:: Data to use ::

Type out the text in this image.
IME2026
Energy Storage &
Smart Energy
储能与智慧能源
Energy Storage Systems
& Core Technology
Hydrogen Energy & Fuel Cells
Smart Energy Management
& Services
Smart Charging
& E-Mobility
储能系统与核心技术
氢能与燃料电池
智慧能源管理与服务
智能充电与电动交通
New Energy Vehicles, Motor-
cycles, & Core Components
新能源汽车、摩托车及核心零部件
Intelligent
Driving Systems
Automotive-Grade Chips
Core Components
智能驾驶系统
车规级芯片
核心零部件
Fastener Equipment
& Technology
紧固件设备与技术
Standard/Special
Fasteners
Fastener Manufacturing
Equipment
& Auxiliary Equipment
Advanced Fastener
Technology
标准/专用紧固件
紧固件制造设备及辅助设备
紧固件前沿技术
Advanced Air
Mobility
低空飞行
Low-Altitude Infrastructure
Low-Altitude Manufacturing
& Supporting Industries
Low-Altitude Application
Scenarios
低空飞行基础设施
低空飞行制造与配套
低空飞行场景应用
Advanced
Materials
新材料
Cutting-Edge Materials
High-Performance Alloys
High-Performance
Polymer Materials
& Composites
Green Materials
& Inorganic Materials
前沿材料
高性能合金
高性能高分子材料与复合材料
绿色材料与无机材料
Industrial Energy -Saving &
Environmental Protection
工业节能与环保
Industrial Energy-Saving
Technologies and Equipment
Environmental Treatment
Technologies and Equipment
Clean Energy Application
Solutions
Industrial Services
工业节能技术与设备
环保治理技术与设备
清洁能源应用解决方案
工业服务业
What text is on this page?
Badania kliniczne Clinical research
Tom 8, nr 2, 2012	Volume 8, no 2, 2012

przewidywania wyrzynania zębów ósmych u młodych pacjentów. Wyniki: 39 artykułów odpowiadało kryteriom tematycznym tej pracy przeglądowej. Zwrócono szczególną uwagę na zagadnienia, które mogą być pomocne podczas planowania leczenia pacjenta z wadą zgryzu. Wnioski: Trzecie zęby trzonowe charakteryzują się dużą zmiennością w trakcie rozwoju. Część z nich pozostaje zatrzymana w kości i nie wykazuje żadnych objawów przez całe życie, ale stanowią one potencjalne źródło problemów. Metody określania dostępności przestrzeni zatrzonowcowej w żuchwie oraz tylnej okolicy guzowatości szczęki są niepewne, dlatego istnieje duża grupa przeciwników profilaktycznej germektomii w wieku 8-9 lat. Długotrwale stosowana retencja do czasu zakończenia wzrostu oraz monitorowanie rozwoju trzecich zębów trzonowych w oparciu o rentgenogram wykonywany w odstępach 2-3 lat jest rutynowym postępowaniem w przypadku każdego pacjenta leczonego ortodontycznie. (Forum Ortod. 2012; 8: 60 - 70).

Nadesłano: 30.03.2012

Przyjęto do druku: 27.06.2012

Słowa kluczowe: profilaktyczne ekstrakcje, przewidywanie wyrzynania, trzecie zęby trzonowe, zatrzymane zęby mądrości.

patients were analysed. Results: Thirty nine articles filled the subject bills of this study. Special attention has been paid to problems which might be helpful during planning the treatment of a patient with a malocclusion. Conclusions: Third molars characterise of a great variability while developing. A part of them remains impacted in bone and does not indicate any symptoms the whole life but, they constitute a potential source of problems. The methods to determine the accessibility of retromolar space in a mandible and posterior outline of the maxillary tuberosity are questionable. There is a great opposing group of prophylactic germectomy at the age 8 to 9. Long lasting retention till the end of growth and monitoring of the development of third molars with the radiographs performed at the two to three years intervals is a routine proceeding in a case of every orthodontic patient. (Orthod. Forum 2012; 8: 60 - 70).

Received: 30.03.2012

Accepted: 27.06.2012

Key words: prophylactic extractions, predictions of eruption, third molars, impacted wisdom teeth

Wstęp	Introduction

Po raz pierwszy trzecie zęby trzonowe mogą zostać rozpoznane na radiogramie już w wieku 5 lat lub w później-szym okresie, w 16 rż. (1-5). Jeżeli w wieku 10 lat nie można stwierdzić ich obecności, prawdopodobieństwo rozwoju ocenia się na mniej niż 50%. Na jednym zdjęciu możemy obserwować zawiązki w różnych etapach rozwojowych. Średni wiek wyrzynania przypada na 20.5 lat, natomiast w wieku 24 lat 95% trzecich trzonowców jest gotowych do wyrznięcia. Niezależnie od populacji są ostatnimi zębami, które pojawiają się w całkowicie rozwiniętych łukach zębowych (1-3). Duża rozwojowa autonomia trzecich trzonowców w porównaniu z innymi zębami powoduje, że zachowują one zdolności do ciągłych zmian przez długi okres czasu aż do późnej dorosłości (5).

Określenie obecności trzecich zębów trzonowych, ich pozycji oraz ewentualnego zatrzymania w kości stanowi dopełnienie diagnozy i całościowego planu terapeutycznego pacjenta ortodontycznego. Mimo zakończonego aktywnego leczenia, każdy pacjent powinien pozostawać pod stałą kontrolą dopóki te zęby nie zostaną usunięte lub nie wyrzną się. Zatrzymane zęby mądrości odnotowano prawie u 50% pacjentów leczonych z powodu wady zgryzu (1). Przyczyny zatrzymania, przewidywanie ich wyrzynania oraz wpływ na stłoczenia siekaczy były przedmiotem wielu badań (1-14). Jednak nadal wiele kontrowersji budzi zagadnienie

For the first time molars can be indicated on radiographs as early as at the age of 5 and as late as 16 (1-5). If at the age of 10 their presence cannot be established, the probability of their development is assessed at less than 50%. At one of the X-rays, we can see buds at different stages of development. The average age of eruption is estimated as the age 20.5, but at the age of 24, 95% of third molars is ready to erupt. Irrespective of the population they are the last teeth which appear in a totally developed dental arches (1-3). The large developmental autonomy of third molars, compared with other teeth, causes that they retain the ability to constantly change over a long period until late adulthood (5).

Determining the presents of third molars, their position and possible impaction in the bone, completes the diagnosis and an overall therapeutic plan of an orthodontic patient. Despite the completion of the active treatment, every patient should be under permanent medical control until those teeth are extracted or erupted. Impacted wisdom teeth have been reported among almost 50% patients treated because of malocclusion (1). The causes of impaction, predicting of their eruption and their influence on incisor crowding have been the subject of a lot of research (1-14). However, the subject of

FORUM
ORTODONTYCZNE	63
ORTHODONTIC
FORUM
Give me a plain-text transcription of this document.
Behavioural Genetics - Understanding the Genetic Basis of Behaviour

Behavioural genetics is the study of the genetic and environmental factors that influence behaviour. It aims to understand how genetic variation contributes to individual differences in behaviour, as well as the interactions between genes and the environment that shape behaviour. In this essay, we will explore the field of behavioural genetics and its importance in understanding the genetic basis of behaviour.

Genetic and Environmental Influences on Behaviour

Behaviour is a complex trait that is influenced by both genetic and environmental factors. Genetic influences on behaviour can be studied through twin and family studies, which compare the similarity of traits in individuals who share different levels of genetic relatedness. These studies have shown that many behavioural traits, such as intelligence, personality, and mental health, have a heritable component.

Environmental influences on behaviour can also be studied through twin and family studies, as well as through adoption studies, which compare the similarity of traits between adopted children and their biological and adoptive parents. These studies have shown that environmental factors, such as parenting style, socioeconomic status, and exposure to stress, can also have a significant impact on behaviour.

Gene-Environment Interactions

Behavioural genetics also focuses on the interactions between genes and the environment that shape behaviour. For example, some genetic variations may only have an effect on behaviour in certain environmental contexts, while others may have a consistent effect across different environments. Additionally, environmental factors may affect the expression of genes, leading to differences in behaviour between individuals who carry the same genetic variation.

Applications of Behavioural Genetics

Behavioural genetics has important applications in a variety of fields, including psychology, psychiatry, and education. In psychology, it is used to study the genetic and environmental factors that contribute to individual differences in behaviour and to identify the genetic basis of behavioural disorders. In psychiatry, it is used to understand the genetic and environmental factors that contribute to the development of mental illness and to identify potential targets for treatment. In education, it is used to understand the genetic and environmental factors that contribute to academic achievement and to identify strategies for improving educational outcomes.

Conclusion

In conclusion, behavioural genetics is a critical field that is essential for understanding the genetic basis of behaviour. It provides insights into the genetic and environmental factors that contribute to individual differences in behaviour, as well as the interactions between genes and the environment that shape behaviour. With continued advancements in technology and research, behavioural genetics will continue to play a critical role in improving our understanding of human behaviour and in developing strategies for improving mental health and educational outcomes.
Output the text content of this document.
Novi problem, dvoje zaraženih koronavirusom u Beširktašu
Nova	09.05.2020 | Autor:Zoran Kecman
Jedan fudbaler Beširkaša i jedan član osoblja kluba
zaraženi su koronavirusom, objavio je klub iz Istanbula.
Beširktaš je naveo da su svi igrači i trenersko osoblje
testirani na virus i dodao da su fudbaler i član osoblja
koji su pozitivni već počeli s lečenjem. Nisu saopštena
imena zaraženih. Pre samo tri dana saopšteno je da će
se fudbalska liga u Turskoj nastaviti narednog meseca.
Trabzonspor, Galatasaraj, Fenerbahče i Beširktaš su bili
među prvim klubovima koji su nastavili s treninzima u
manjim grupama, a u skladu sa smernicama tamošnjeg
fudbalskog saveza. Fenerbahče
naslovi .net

:::

- What is being asked: Look over the listing above and copy each line that contains "Materials".

- Worked solution:
Materials
Cutting-Edge Materials
Polymer Materials
Green Materials
& Inorganic Materials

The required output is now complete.